◆ WHAT TO DO
Lines that contain the string "unknownVar" are to be copied; leave out all others.

◆ Records excerpted from a collection
══════════════════════════════
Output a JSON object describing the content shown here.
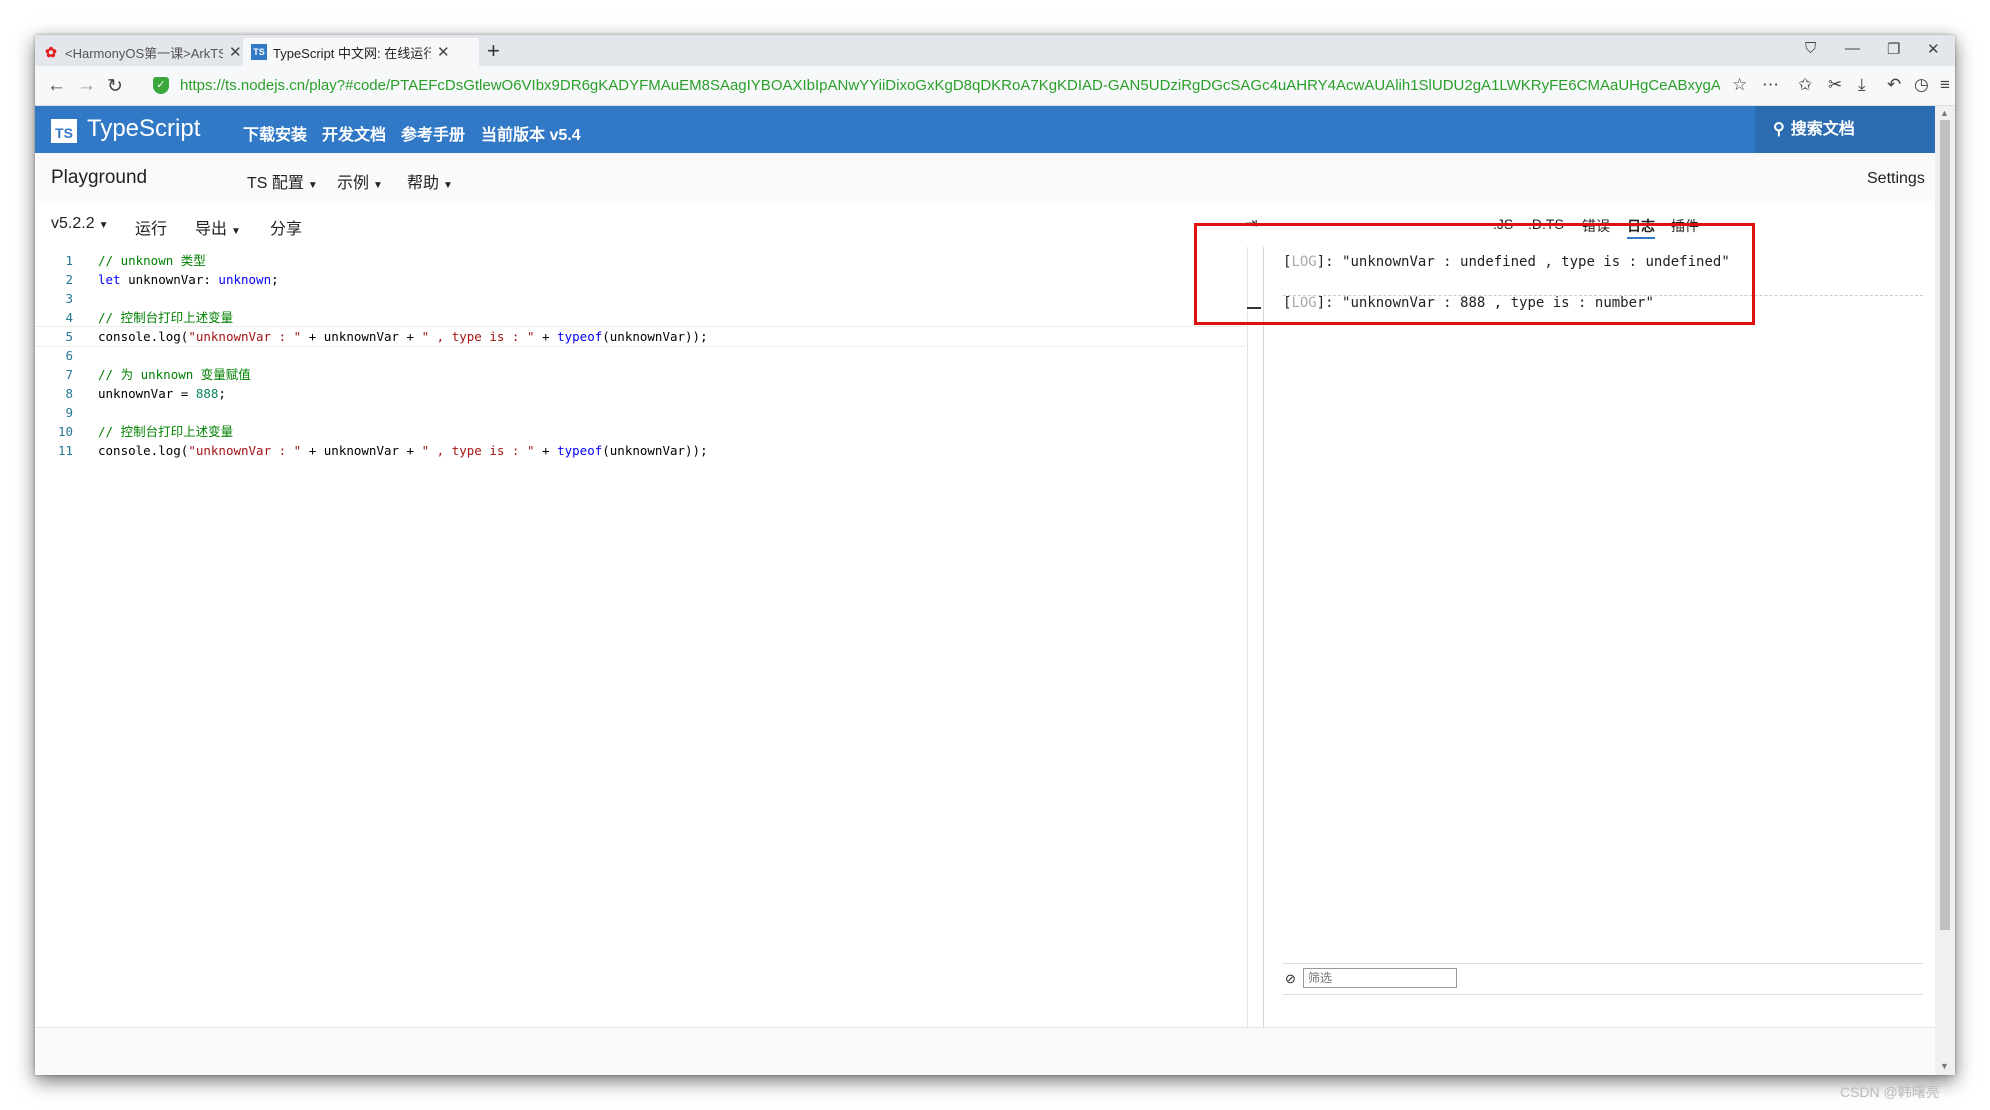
{
  "browser": {
    "tabs": [
      {
        "label": "<HarmonyOS第一课>ArkTS",
        "icon": "huawei-icon"
      },
      {
        "label": "TypeScript 中文网: 在线运行",
        "icon": "ts-icon"
      }
    ],
    "new_tab": "+",
    "url": "https://ts.nodejs.cn/play?#code/PTAEFcDsGtlewO6VIbx9DR6gKADYFMAuEM8SAagIYBOAXIbIpANwYYiiDixoGxKgD8qDKRoA7KgKDIAD-GAN5UDziRgDGcSAGc4uAHRY4AcwAUAlih1SlUDU2gA1LWKRyFE6CMAaUHgCeABxygAlrlN"
  },
  "ts_header": {
    "logo_badge": "TS",
    "brand": "TypeScript",
    "nav": [
      "下载安装",
      "开发文档",
      "参考手册",
      "当前版本 v5.4"
    ],
    "search_label": "搜索文档"
  },
  "playground": {
    "title": "Playground",
    "menus": [
      "TS 配置",
      "示例",
      "帮助"
    ],
    "settings": "Settings"
  },
  "editor_toolbar": {
    "version": "v5.2.2",
    "run": "运行",
    "export": "导出",
    "share": "分享"
  },
  "right_tabs": [
    ".JS",
    ".D.TS",
    "错误",
    "日志",
    "插件"
  ],
  "selected_right_tab": "日志",
  "logs": [
    {
      "tag": "LOG",
      "message": "\"unknownVar : undefined , type is : undefined\""
    },
    {
      "tag": "LOG",
      "message": "\"unknownVar : 888 , type is : number\""
    }
  ],
  "filter_placeholder": "筛选",
  "watermark": "CSDN @韩曙亮",
  "code_lines": [
    "1",
    "2",
    "3",
    "4",
    "5",
    "6",
    "7",
    "8",
    "9",
    "10",
    "11"
  ],
  "code_text": {
    "l1": "// unknown 类型",
    "l2_kw": "let",
    "l2_var": " unknownVar: ",
    "l2_type": "unknown",
    "l2_end": ";",
    "l4": "// 控制台打印上述变量",
    "l5_a": "console.log(",
    "l5_s1": "\"unknownVar : \"",
    "l5_b": " + unknownVar + ",
    "l5_s2": "\" , type is : \"",
    "l5_c": " + ",
    "l5_kw": "typeof",
    "l5_d": "(unknownVar));",
    "l7": "// 为 unknown 变量赋值",
    "l8_a": "unknownVar = ",
    "l8_num": "888",
    "l8_end": ";",
    "l10": "// 控制台打印上述变量",
    "l11_a": "console.log(",
    "l11_s1": "\"unknownVar : \"",
    "l11_b": " + unknownVar + ",
    "l11_s2": "\" , type is : \"",
    "l11_c": " + ",
    "l11_kw": "typeof",
    "l11_d": "(unknownVar));"
  },
  "colors": {
    "ts_blue": "#3178c6",
    "highlight_box": "#e01010"
  }
}
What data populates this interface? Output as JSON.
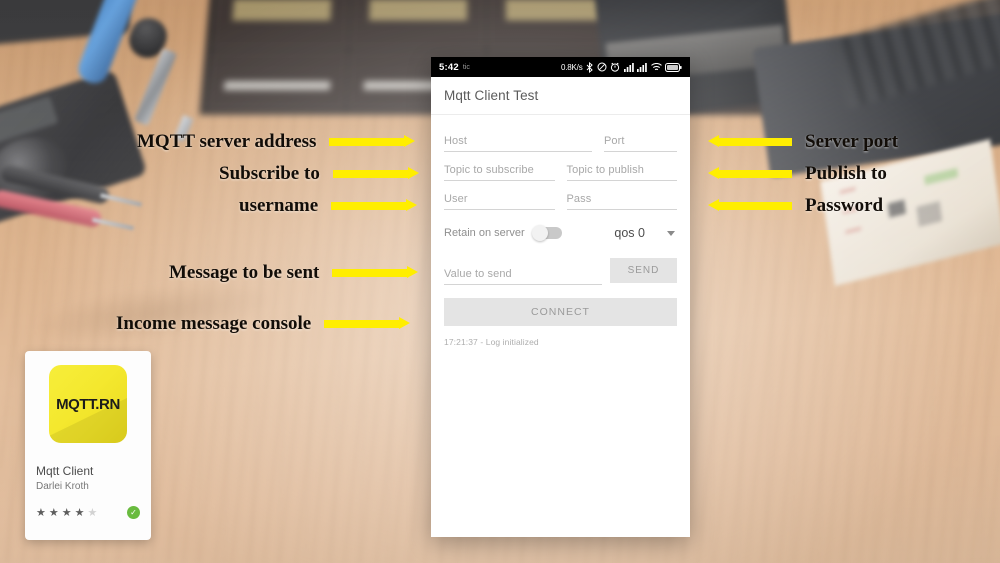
{
  "background": {
    "description": "blurred electronics workbench photo",
    "objects": [
      "multimeter",
      "soldering-iron",
      "component-drawers",
      "test-probes",
      "laptop",
      "paper-schematic"
    ]
  },
  "phone": {
    "statusbar": {
      "time": "5:42",
      "carrier": "tic",
      "data_rate": "0.8K/s",
      "icons": [
        "bluetooth-icon",
        "mute-icon",
        "alarm-icon",
        "signal-1-icon",
        "signal-2-icon",
        "wifi-icon",
        "battery-icon"
      ]
    },
    "appbar": {
      "title": "Mqtt Client Test"
    },
    "fields": {
      "host": "Host",
      "port": "Port",
      "topic_subscribe": "Topic to subscribe",
      "topic_publish": "Topic to publish",
      "user": "User",
      "pass": "Pass",
      "value_to_send": "Value to send"
    },
    "controls": {
      "retain_label": "Retain on server",
      "retain_on": false,
      "qos_value": "qos 0",
      "send_label": "SEND",
      "connect_label": "CONNECT"
    },
    "log": {
      "line": "17:21:37 - Log initialized"
    }
  },
  "annotations": {
    "left": [
      {
        "label": "MQTT server address",
        "direction": "right"
      },
      {
        "label": "Subscribe to",
        "direction": "right"
      },
      {
        "label": "username",
        "direction": "right"
      },
      {
        "label": "Message to be sent",
        "direction": "right"
      },
      {
        "label": "Income message console",
        "direction": "right"
      }
    ],
    "right": [
      {
        "label": "Server port",
        "direction": "left"
      },
      {
        "label": "Publish to",
        "direction": "left"
      },
      {
        "label": "Password",
        "direction": "left"
      }
    ],
    "arrow_color": "#ffee00"
  },
  "app_card": {
    "icon_text": "MQTT.RN",
    "icon_color": "#f4e82e",
    "title": "Mqtt Client",
    "developer": "Darlei Kroth",
    "rating": 4,
    "rating_max": 5,
    "verified_icon": "check-icon"
  }
}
══════════════════════════════
◆ SOLUTION BELOW
      "message": "\"unknownVar : undefined , type is : undefined\""
      "message": "\"unknownVar : 888 , type is : number\""
    "l2_var": " unknownVar: ",
    "l5_s1": "\"unknownVar : \"",
    "l5_b": " + unknownVar + ",
    "l5_d": "(unknownVar));",
    "l8_a": "unknownVar = ",
    "l11_s1": "\"unknownVar : \"",
    "l11_b": " + unknownVar + ",
    "l11_d": "(unknownVar));"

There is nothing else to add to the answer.